## Written request
Each line below should be reproduced without any alteration.

## Records for processing
··········

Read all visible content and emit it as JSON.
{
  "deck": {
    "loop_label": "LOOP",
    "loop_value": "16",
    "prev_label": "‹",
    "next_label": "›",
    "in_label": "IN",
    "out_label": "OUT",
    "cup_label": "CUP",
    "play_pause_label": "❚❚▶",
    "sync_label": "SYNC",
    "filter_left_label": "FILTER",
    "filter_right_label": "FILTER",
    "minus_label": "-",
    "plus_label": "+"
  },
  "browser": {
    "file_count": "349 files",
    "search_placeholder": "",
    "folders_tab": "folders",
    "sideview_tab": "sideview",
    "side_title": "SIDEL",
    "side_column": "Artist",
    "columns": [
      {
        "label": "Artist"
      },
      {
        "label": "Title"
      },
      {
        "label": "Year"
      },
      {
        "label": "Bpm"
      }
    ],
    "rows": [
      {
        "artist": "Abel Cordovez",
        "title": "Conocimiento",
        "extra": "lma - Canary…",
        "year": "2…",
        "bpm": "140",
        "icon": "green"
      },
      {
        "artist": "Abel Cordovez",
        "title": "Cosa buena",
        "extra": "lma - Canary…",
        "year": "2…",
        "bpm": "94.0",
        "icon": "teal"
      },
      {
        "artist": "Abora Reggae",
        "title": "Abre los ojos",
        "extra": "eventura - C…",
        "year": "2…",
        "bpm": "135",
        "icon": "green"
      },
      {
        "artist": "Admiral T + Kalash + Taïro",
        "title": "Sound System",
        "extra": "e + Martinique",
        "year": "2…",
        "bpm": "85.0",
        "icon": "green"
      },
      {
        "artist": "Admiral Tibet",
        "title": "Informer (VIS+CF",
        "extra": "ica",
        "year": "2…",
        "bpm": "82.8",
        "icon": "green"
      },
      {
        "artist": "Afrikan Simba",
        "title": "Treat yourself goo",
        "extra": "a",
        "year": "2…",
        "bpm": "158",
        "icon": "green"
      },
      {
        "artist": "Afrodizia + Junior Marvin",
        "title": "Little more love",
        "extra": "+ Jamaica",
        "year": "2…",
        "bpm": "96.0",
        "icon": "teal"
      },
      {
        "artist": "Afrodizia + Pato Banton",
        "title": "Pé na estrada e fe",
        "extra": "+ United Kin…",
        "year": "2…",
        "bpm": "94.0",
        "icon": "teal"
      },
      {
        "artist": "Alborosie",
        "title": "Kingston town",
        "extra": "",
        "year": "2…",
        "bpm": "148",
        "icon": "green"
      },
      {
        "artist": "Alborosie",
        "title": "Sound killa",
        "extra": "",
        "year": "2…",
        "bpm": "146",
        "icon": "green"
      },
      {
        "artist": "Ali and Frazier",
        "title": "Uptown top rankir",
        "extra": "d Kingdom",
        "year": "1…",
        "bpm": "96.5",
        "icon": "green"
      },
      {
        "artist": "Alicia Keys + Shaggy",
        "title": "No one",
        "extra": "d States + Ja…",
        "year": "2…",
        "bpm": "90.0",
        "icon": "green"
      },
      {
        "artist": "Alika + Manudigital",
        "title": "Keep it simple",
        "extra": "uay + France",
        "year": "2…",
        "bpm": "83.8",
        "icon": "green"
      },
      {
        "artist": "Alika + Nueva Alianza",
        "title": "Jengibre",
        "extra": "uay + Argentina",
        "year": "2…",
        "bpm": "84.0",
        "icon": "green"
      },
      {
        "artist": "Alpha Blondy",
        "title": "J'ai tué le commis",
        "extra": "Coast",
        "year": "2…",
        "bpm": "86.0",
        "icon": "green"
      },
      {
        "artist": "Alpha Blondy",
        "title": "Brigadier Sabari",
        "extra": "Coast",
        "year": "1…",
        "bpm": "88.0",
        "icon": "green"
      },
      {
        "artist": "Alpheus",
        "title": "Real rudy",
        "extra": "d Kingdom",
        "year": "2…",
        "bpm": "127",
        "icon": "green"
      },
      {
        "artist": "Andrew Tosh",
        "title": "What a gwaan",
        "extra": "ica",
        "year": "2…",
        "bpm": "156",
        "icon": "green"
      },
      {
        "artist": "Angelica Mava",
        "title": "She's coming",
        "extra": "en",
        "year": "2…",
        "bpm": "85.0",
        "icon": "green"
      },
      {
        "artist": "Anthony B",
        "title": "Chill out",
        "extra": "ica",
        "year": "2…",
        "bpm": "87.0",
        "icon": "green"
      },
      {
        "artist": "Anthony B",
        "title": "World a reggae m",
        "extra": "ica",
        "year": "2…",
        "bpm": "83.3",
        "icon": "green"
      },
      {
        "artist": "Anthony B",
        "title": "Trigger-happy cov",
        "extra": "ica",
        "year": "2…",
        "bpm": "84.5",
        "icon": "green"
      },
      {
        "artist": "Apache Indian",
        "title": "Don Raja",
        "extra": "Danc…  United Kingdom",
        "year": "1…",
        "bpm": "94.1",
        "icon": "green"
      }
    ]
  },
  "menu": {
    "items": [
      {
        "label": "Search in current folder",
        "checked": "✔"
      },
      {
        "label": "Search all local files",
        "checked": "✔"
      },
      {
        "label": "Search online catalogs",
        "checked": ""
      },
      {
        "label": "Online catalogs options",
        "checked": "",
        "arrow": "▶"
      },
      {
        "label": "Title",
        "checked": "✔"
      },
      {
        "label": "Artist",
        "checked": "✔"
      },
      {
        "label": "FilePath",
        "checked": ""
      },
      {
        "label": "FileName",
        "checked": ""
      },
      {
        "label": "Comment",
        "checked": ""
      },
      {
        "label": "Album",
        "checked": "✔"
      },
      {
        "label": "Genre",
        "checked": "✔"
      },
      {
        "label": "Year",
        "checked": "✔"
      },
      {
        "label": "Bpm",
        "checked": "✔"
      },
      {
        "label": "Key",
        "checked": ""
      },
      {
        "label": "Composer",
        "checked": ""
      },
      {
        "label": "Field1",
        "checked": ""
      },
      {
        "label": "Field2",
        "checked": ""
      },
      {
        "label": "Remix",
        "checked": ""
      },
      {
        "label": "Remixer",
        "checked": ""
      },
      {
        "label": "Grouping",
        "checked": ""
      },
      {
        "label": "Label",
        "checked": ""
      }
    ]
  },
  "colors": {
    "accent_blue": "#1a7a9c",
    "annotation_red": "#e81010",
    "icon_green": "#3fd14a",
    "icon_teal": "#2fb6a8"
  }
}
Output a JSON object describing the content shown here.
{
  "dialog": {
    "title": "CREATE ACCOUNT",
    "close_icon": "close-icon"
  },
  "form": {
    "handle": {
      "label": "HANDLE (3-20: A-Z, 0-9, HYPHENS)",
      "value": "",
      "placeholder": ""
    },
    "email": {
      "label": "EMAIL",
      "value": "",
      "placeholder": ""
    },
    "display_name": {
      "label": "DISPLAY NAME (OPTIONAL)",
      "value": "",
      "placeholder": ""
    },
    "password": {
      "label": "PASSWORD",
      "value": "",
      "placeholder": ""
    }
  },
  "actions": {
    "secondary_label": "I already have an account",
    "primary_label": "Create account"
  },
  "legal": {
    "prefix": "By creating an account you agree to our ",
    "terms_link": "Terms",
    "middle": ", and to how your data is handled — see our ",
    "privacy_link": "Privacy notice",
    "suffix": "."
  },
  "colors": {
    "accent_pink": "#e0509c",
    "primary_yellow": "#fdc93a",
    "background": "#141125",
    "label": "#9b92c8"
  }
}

··········

## Completed exercise
Read all visible content and emit it as JSON.
{
  "deck": {
    "loop_label": "LOOP",
    "loop_value": "16",
    "prev_label": "‹",
    "next_label": "›",
    "in_label": "IN",
    "out_label": "OUT",
    "cup_label": "CUP",
    "play_pause_label": "❚❚▶",
    "sync_label": "SYNC",
    "filter_left_label": "FILTER",
    "filter_right_label": "FILTER",
    "minus_label": "-",
    "plus_label": "+"
  },
  "browser": {
    "file_count": "349 files",
    "search_placeholder": "",
    "folders_tab": "folders",
    "sideview_tab": "sideview",
    "side_title": "SIDEL",
    "side_column": "Artist",
    "columns": [
      {
        "label": "Artist"
      },
      {
        "label": "Title"
      },
      {
        "label": "Year"
      },
      {
        "label": "Bpm"
      }
    ],
    "rows": [
      {
        "artist": "Abel Cordovez",
        "title": "Conocimiento",
        "extra": "lma - Canary…",
        "year": "2…",
        "bpm": "140",
        "icon": "green"
      },
      {
        "artist": "Abel Cordovez",
        "title": "Cosa buena",
        "extra": "lma - Canary…",
        "year": "2…",
        "bpm": "94.0",
        "icon": "teal"
      },
      {
        "artist": "Abora Reggae",
        "title": "Abre los ojos",
        "extra": "eventura - C…",
        "year": "2…",
        "bpm": "135",
        "icon": "green"
      },
      {
        "artist": "Admiral T + Kalash + Taïro",
        "title": "Sound System",
        "extra": "e + Martinique",
        "year": "2…",
        "bpm": "85.0",
        "icon": "green"
      },
      {
        "artist": "Admiral Tibet",
        "title": "Informer (VIS+CF",
        "extra": "ica",
        "year": "2…",
        "bpm": "82.8",
        "icon": "green"
      },
      {
        "artist": "Afrikan Simba",
        "title": "Treat yourself goo",
        "extra": "a",
        "year": "2…",
        "bpm": "158",
        "icon": "green"
      },
      {
        "artist": "Afrodizia + Junior Marvin",
        "title": "Little more love",
        "extra": "+ Jamaica",
        "year": "2…",
        "bpm": "96.0",
        "icon": "teal"
      },
      {
        "artist": "Afrodizia + Pato Banton",
        "title": "Pé na estrada e fe",
        "extra": "+ United Kin…",
        "year": "2…",
        "bpm": "94.0",
        "icon": "teal"
      },
      {
        "artist": "Alborosie",
        "title": "Kingston town",
        "extra": "",
        "year": "2…",
        "bpm": "148",
        "icon": "green"
      },
      {
        "artist": "Alborosie",
        "title": "Sound killa",
        "extra": "",
        "year": "2…",
        "bpm": "146",
        "icon": "green"
      },
      {
        "artist": "Ali and Frazier",
        "title": "Uptown top rankir",
        "extra": "d Kingdom",
        "year": "1…",
        "bpm": "96.5",
        "icon": "green"
      },
      {
        "artist": "Alicia Keys + Shaggy",
        "title": "No one",
        "extra": "d States + Ja…",
        "year": "2…",
        "bpm": "90.0",
        "icon": "green"
      },
      {
        "artist": "Alika + Manudigital",
        "title": "Keep it simple",
        "extra": "uay + France",
        "year": "2…",
        "bpm": "83.8",
        "icon": "green"
      },
      {
        "artist": "Alika + Nueva Alianza",
        "title": "Jengibre",
        "extra": "uay + Argentina",
        "year": "2…",
        "bpm": "84.0",
        "icon": "green"
      },
      {
        "artist": "Alpha Blondy",
        "title": "J'ai tué le commis",
        "extra": "Coast",
        "year": "2…",
        "bpm": "86.0",
        "icon": "green"
      },
      {
        "artist": "Alpha Blondy",
        "title": "Brigadier Sabari",
        "extra": "Coast",
        "year": "1…",
        "bpm": "88.0",
        "icon": "green"
      },
      {
        "artist": "Alpheus",
        "title": "Real rudy",
        "extra": "d Kingdom",
        "year": "2…",
        "bpm": "127",
        "icon": "green"
      },
      {
        "artist": "Andrew Tosh",
        "title": "What a gwaan",
        "extra": "ica",
        "year": "2…",
        "bpm": "156",
        "icon": "green"
      },
      {
        "artist": "Angelica Mava",
        "title": "She's coming",
        "extra": "en",
        "year": "2…",
        "bpm": "85.0",
        "icon": "green"
      },
      {
        "artist": "Anthony B",
        "title": "Chill out",
        "extra": "ica",
        "year": "2…",
        "bpm": "87.0",
        "icon": "green"
      },
      {
        "artist": "Anthony B",
        "title": "World a reggae m",
        "extra": "ica",
        "year": "2…",
        "bpm": "83.3",
        "icon": "green"
      },
      {
        "artist": "Anthony B",
        "title": "Trigger-happy cov",
        "extra": "ica",
        "year": "2…",
        "bpm": "84.5",
        "icon": "green"
      },
      {
        "artist": "Apache Indian",
        "title": "Don Raja",
        "extra": "Danc…  United Kingdom",
        "year": "1…",
        "bpm": "94.1",
        "icon": "green"
      }
    ]
  },
  "menu": {
    "items": [
      {
        "label": "Search in current folder",
        "checked": "✔"
      },
      {
        "label": "Search all local files",
        "checked": "✔"
      },
      {
        "label": "Search online catalogs",
        "checked": ""
      },
      {
        "label": "Online catalogs options",
        "checked": "",
        "arrow": "▶"
      },
      {
        "label": "Title",
        "checked": "✔"
      },
      {
        "label": "Artist",
        "checked": "✔"
      },
      {
        "label": "FilePath",
        "checked": ""
      },
      {
        "label": "FileName",
        "checked": ""
      },
      {
        "label": "Comment",
        "checked": ""
      },
      {
        "label": "Album",
        "checked": "✔"
      },
      {
        "label": "Genre",
        "checked": "✔"
      },
      {
        "label": "Year",
        "checked": "✔"
      },
      {
        "label": "Bpm",
        "checked": "✔"
      },
      {
        "label": "Key",
        "checked": ""
      },
      {
        "label": "Composer",
        "checked": ""
      },
      {
        "label": "Field1",
        "checked": ""
      },
      {
        "label": "Field2",
        "checked": ""
      },
      {
        "label": "Remix",
        "checked": ""
      },
      {
        "label": "Remixer",
        "checked": ""
      },
      {
        "label": "Grouping",
        "checked": ""
      },
      {
        "label": "Label",
        "checked": ""
      }
    ]
  },
  "colors": {
    "accent_blue": "#1a7a9c",
    "annotation_red": "#e81010",
    "icon_green": "#3fd14a",
    "icon_teal": "#2fb6a8"
  }
}
Output a JSON object describing the content shown here.
{
  "dialog": {
    "title": "CREATE ACCOUNT",
    "close_icon": "close-icon"
  },
  "form": {
    "handle": {
      "label": "HANDLE (3-20: A-Z, 0-9, HYPHENS)",
      "value": "",
      "placeholder": ""
    },
    "email": {
      "label": "EMAIL",
      "value": "",
      "placeholder": ""
    },
    "display_name": {
      "label": "DISPLAY NAME (OPTIONAL)",
      "value": "",
      "placeholder": ""
    },
    "password": {
      "label": "PASSWORD",
      "value": "",
      "placeholder": ""
    }
  },
  "actions": {
    "secondary_label": "I already have an account",
    "primary_label": "Create account"
  },
  "legal": {
    "prefix": "By creating an account you agree to our ",
    "terms_link": "Terms",
    "middle": ", and to how your data is handled — see our ",
    "privacy_link": "Privacy notice",
    "suffix": "."
  },
  "colors": {
    "accent_pink": "#e0509c",
    "primary_yellow": "#fdc93a",
    "background": "#141125",
    "label": "#9b92c8"
  }
}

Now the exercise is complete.